* Listed records *
/---

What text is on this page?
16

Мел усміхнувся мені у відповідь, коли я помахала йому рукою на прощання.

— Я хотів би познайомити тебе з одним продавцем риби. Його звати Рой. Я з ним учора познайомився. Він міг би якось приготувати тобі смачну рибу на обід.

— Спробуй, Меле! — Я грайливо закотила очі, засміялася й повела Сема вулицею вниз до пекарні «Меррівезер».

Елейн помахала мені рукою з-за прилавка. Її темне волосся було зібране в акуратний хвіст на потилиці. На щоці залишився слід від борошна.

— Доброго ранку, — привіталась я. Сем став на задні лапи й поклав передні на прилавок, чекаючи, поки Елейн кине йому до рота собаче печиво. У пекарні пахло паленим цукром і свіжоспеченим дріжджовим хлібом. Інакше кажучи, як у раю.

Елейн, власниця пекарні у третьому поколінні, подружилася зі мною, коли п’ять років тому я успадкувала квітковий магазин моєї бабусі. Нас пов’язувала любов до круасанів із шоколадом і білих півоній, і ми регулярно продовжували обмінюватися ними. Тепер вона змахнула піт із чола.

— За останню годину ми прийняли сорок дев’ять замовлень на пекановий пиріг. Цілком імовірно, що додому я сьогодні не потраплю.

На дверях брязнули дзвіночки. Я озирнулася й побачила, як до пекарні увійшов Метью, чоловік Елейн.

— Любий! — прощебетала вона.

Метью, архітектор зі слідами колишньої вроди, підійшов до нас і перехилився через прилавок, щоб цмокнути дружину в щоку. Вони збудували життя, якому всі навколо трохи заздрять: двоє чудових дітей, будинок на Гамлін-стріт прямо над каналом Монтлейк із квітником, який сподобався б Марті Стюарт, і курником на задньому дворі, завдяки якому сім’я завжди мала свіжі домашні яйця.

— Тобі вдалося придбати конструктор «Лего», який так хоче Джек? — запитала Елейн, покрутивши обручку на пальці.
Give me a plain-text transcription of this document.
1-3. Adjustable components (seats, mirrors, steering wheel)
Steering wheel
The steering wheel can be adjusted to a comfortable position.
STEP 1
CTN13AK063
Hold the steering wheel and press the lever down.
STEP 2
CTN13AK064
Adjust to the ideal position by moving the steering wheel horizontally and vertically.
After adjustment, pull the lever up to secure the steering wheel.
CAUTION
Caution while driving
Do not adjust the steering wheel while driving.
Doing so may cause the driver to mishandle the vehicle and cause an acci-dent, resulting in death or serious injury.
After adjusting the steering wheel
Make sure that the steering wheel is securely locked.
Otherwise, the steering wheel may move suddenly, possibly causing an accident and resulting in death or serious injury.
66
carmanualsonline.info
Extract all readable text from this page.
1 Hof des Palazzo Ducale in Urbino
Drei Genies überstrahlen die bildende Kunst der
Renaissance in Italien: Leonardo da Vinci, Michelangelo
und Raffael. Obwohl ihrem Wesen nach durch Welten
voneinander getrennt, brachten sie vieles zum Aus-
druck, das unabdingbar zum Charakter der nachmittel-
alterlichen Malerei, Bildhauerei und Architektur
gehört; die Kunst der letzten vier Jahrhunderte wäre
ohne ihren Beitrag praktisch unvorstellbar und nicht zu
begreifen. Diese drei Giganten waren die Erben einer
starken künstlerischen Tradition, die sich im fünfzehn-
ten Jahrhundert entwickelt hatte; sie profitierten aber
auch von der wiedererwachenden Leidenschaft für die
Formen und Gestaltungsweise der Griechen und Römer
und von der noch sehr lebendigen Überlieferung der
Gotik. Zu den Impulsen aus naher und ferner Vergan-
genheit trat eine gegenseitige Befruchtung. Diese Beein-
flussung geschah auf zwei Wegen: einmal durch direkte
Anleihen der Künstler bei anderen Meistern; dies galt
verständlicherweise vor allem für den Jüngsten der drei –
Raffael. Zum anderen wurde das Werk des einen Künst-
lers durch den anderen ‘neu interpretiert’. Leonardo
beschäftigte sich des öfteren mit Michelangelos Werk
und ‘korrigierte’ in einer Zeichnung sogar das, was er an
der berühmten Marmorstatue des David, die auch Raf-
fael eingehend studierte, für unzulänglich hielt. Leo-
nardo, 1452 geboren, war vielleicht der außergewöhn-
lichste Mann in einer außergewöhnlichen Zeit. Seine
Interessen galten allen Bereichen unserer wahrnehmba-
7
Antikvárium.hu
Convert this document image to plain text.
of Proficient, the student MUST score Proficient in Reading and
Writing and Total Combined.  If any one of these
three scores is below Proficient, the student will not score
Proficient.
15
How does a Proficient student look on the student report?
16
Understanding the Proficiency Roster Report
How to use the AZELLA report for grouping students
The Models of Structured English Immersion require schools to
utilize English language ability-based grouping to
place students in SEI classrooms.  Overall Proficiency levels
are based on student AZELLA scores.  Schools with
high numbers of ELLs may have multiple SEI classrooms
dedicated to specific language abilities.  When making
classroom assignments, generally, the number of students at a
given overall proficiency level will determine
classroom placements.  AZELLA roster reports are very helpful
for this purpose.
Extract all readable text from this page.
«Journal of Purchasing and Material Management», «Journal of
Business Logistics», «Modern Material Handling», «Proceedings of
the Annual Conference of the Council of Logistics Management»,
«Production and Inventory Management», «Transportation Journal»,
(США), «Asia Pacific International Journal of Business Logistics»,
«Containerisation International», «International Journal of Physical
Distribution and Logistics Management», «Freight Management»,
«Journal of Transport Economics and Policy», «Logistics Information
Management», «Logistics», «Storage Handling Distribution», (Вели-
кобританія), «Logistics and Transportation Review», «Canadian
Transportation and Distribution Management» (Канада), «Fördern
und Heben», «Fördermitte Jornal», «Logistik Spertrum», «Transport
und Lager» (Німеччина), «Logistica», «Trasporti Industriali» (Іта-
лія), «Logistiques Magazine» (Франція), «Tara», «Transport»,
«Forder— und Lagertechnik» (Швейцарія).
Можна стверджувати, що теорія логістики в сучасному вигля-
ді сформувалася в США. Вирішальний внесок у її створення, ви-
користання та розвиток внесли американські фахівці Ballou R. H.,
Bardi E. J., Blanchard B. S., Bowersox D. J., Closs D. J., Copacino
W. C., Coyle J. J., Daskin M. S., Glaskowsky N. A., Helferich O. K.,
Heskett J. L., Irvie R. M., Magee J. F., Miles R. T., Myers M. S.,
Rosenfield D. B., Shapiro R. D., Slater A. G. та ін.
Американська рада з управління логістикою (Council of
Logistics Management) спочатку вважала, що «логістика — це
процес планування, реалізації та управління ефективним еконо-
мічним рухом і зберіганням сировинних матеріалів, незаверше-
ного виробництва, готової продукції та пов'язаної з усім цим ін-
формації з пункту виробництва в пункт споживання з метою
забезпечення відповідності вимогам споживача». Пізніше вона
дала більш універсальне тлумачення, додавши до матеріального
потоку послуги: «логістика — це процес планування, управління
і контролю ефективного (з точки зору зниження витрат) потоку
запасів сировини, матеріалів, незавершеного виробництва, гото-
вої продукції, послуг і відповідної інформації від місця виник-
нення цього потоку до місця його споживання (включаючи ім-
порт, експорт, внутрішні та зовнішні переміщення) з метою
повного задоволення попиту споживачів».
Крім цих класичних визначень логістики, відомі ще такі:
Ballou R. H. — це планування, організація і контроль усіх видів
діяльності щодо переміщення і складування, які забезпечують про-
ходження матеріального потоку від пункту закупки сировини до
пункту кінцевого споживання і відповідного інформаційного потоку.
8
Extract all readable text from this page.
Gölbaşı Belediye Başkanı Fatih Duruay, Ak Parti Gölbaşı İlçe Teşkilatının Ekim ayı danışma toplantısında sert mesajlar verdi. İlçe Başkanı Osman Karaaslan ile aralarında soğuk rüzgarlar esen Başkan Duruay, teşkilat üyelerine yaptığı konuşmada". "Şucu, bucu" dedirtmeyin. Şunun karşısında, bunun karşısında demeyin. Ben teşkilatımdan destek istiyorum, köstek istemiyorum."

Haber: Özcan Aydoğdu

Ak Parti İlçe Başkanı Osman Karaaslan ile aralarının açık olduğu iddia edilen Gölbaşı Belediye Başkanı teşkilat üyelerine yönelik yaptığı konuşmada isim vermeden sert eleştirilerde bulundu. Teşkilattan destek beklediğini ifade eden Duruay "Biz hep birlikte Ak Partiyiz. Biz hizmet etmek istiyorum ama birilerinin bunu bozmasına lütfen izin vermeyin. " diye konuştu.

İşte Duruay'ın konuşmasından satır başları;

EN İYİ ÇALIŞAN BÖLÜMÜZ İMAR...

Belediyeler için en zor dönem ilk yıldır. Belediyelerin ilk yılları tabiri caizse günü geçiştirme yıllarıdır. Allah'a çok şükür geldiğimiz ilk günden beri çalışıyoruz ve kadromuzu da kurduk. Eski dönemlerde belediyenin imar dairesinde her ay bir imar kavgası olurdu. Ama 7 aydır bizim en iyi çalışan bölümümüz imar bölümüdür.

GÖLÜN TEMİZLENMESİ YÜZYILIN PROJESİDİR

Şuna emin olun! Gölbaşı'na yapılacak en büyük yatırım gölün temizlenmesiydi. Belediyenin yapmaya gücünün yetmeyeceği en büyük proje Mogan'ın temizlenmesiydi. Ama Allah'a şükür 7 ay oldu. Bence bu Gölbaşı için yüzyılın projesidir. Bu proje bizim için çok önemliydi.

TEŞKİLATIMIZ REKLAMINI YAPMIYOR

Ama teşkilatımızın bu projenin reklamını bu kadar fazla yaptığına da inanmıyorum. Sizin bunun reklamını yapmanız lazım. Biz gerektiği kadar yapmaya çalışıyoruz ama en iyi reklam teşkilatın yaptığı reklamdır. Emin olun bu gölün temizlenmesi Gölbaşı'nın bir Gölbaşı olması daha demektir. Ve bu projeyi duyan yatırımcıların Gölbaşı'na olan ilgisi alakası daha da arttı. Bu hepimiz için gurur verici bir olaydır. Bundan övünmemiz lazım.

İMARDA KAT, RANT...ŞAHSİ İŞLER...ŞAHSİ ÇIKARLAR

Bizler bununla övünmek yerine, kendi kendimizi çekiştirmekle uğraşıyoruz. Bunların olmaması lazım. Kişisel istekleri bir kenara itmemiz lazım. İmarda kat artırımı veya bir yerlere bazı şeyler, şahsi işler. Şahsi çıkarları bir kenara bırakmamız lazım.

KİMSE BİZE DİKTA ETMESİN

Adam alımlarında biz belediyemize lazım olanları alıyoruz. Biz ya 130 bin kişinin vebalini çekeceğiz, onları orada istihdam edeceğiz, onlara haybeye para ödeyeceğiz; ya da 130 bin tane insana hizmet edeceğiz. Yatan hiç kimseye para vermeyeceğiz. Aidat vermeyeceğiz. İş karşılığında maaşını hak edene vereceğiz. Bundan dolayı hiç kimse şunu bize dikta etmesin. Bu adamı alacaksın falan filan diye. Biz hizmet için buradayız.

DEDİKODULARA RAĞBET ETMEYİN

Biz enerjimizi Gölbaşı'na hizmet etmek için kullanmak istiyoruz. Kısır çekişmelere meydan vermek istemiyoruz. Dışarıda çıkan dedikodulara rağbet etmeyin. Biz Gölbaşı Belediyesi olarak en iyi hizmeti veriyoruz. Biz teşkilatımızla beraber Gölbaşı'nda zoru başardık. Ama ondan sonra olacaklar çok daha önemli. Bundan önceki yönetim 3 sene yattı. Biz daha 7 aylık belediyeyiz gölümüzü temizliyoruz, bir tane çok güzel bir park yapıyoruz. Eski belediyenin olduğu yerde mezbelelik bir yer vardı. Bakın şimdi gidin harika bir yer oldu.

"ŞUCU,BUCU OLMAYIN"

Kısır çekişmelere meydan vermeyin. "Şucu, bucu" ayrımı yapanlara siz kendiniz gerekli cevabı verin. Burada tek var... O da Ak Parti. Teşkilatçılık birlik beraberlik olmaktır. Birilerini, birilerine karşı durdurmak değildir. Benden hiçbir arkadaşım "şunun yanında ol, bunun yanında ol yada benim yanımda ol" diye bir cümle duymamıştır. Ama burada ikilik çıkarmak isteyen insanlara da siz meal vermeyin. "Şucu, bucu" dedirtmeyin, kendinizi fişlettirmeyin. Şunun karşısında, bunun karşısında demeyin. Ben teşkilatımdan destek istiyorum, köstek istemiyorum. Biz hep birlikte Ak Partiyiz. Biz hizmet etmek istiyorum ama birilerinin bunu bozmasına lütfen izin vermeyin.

\---

* Task to carry out *
Find the string "виробництва" in the records, then copy each line where it occurs.

* Answer to the task *
ного виробництва, готової продукції та пов'язаної з усім цим ін-
формації з пункту виробництва в пункт споживання з метою
запасів сировини, матеріалів, незавершеного виробництва, гото-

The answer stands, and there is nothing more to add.